(Excerpts from a figure dataset)
------------------------------------

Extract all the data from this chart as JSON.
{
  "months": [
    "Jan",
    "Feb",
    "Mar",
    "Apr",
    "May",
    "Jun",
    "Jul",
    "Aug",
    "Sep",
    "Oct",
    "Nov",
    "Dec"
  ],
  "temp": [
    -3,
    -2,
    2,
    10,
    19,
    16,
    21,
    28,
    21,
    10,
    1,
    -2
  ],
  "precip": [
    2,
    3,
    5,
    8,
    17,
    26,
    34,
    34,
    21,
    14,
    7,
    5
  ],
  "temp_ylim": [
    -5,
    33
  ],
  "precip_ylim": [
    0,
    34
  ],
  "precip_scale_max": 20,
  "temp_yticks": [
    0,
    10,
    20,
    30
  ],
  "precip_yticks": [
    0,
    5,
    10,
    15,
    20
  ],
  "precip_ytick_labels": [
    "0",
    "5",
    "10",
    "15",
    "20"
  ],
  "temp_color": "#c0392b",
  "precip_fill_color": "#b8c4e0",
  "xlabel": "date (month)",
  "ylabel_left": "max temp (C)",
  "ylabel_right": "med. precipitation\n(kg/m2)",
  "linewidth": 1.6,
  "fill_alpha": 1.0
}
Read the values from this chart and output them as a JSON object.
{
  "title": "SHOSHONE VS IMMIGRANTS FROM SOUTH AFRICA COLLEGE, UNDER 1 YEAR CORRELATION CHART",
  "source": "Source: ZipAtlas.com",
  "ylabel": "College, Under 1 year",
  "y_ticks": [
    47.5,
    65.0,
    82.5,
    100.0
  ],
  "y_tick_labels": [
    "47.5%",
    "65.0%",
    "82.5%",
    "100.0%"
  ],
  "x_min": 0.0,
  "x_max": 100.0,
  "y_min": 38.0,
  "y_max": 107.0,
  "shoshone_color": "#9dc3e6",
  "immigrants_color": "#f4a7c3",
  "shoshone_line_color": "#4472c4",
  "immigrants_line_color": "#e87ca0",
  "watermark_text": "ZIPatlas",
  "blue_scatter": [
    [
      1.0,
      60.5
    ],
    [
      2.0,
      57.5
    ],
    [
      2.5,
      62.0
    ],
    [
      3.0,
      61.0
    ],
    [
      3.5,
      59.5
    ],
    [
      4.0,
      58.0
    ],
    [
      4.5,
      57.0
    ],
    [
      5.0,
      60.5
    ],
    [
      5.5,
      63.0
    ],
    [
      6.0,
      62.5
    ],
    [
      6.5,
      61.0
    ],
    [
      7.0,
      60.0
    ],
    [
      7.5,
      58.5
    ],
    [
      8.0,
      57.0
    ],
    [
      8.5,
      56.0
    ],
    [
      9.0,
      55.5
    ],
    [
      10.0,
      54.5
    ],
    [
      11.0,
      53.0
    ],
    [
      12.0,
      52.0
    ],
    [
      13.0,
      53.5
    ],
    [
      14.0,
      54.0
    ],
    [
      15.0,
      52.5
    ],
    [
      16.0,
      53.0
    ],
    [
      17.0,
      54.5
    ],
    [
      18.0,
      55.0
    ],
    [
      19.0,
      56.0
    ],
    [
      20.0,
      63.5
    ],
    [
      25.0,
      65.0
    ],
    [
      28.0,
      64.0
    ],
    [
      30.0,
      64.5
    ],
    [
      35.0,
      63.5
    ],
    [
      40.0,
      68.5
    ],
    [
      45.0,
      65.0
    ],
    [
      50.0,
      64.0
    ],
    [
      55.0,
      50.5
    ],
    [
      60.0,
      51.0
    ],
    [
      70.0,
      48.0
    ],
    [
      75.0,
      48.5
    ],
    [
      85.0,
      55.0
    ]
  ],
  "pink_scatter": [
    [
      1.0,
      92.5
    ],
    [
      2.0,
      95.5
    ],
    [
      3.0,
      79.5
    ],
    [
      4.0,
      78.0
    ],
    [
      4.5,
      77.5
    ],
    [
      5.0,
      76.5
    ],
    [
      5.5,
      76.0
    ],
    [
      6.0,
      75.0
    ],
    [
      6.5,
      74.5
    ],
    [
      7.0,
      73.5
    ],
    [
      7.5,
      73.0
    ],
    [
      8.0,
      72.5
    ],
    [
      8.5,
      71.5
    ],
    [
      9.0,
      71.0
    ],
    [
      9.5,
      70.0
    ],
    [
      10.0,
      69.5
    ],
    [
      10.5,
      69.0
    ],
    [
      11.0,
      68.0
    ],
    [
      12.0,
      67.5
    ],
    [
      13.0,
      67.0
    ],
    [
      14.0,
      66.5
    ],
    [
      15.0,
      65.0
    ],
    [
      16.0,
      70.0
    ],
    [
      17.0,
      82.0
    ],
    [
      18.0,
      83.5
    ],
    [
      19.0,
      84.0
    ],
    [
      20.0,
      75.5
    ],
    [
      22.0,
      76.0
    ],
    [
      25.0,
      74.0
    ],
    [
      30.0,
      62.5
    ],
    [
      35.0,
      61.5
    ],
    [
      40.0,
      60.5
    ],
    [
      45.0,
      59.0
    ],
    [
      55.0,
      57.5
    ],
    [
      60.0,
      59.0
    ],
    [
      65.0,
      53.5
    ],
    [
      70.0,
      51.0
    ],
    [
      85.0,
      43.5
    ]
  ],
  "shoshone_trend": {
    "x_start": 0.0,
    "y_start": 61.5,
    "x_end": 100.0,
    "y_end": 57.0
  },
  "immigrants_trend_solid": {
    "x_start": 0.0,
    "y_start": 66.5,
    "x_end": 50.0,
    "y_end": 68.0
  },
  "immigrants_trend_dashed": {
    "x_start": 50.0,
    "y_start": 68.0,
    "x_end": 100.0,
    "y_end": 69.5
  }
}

------------------------------------

DIRECTION.
Write out every record, exactly as written.

TASK SOLUTION.
Extract all the data from this chart as JSON.
{
  "months": [
    "Jan",
    "Feb",
    "Mar",
    "Apr",
    "May",
    "Jun",
    "Jul",
    "Aug",
    "Sep",
    "Oct",
    "Nov",
    "Dec"
  ],
  "temp": [
    -3,
    -2,
    2,
    10,
    19,
    16,
    21,
    28,
    21,
    10,
    1,
    -2
  ],
  "precip": [
    2,
    3,
    5,
    8,
    17,
    26,
    34,
    34,
    21,
    14,
    7,
    5
  ],
  "temp_ylim": [
    -5,
    33
  ],
  "precip_ylim": [
    0,
    34
  ],
  "precip_scale_max": 20,
  "temp_yticks": [
    0,
    10,
    20,
    30
  ],
  "precip_yticks": [
    0,
    5,
    10,
    15,
    20
  ],
  "precip_ytick_labels": [
    "0",
    "5",
    "10",
    "15",
    "20"
  ],
  "temp_color": "#c0392b",
  "precip_fill_color": "#b8c4e0",
  "xlabel": "date (month)",
  "ylabel_left": "max temp (C)",
  "ylabel_right": "med. precipitation\n(kg/m2)",
  "linewidth": 1.6,
  "fill_alpha": 1.0
}
Read the values from this chart and output them as a JSON object.
{
  "title": "SHOSHONE VS IMMIGRANTS FROM SOUTH AFRICA COLLEGE, UNDER 1 YEAR CORRELATION CHART",
  "source": "Source: ZipAtlas.com",
  "ylabel": "College, Under 1 year",
  "y_ticks": [
    47.5,
    65.0,
    82.5,
    100.0
  ],
  "y_tick_labels": [
    "47.5%",
    "65.0%",
    "82.5%",
    "100.0%"
  ],
  "x_min": 0.0,
  "x_max": 100.0,
  "y_min": 38.0,
  "y_max": 107.0,
  "shoshone_color": "#9dc3e6",
  "immigrants_color": "#f4a7c3",
  "shoshone_line_color": "#4472c4",
  "immigrants_line_color": "#e87ca0",
  "watermark_text": "ZIPatlas",
  "blue_scatter": [
    [
      1.0,
      60.5
    ],
    [
      2.0,
      57.5
    ],
    [
      2.5,
      62.0
    ],
    [
      3.0,
      61.0
    ],
    [
      3.5,
      59.5
    ],
    [
      4.0,
      58.0
    ],
    [
      4.5,
      57.0
    ],
    [
      5.0,
      60.5
    ],
    [
      5.5,
      63.0
    ],
    [
      6.0,
      62.5
    ],
    [
      6.5,
      61.0
    ],
    [
      7.0,
      60.0
    ],
    [
      7.5,
      58.5
    ],
    [
      8.0,
      57.0
    ],
    [
      8.5,
      56.0
    ],
    [
      9.0,
      55.5
    ],
    [
      10.0,
      54.5
    ],
    [
      11.0,
      53.0
    ],
    [
      12.0,
      52.0
    ],
    [
      13.0,
      53.5
    ],
    [
      14.0,
      54.0
    ],
    [
      15.0,
      52.5
    ],
    [
      16.0,
      53.0
    ],
    [
      17.0,
      54.5
    ],
    [
      18.0,
      55.0
    ],
    [
      19.0,
      56.0
    ],
    [
      20.0,
      63.5
    ],
    [
      25.0,
      65.0
    ],
    [
      28.0,
      64.0
    ],
    [
      30.0,
      64.5
    ],
    [
      35.0,
      63.5
    ],
    [
      40.0,
      68.5
    ],
    [
      45.0,
      65.0
    ],
    [
      50.0,
      64.0
    ],
    [
      55.0,
      50.5
    ],
    [
      60.0,
      51.0
    ],
    [
      70.0,
      48.0
    ],
    [
      75.0,
      48.5
    ],
    [
      85.0,
      55.0
    ]
  ],
  "pink_scatter": [
    [
      1.0,
      92.5
    ],
    [
      2.0,
      95.5
    ],
    [
      3.0,
      79.5
    ],
    [
      4.0,
      78.0
    ],
    [
      4.5,
      77.5
    ],
    [
      5.0,
      76.5
    ],
    [
      5.5,
      76.0
    ],
    [
      6.0,
      75.0
    ],
    [
      6.5,
      74.5
    ],
    [
      7.0,
      73.5
    ],
    [
      7.5,
      73.0
    ],
    [
      8.0,
      72.5
    ],
    [
      8.5,
      71.5
    ],
    [
      9.0,
      71.0
    ],
    [
      9.5,
      70.0
    ],
    [
      10.0,
      69.5
    ],
    [
      10.5,
      69.0
    ],
    [
      11.0,
      68.0
    ],
    [
      12.0,
      67.5
    ],
    [
      13.0,
      67.0
    ],
    [
      14.0,
      66.5
    ],
    [
      15.0,
      65.0
    ],
    [
      16.0,
      70.0
    ],
    [
      17.0,
      82.0
    ],
    [
      18.0,
      83.5
    ],
    [
      19.0,
      84.0
    ],
    [
      20.0,
      75.5
    ],
    [
      22.0,
      76.0
    ],
    [
      25.0,
      74.0
    ],
    [
      30.0,
      62.5
    ],
    [
      35.0,
      61.5
    ],
    [
      40.0,
      60.5
    ],
    [
      45.0,
      59.0
    ],
    [
      55.0,
      57.5
    ],
    [
      60.0,
      59.0
    ],
    [
      65.0,
      53.5
    ],
    [
      70.0,
      51.0
    ],
    [
      85.0,
      43.5
    ]
  ],
  "shoshone_trend": {
    "x_start": 0.0,
    "y_start": 61.5,
    "x_end": 100.0,
    "y_end": 57.0
  },
  "immigrants_trend_solid": {
    "x_start": 0.0,
    "y_start": 66.5,
    "x_end": 50.0,
    "y_end": 68.0
  },
  "immigrants_trend_dashed": {
    "x_start": 50.0,
    "y_start": 68.0,
    "x_end": 100.0,
    "y_end": 69.5
  }
}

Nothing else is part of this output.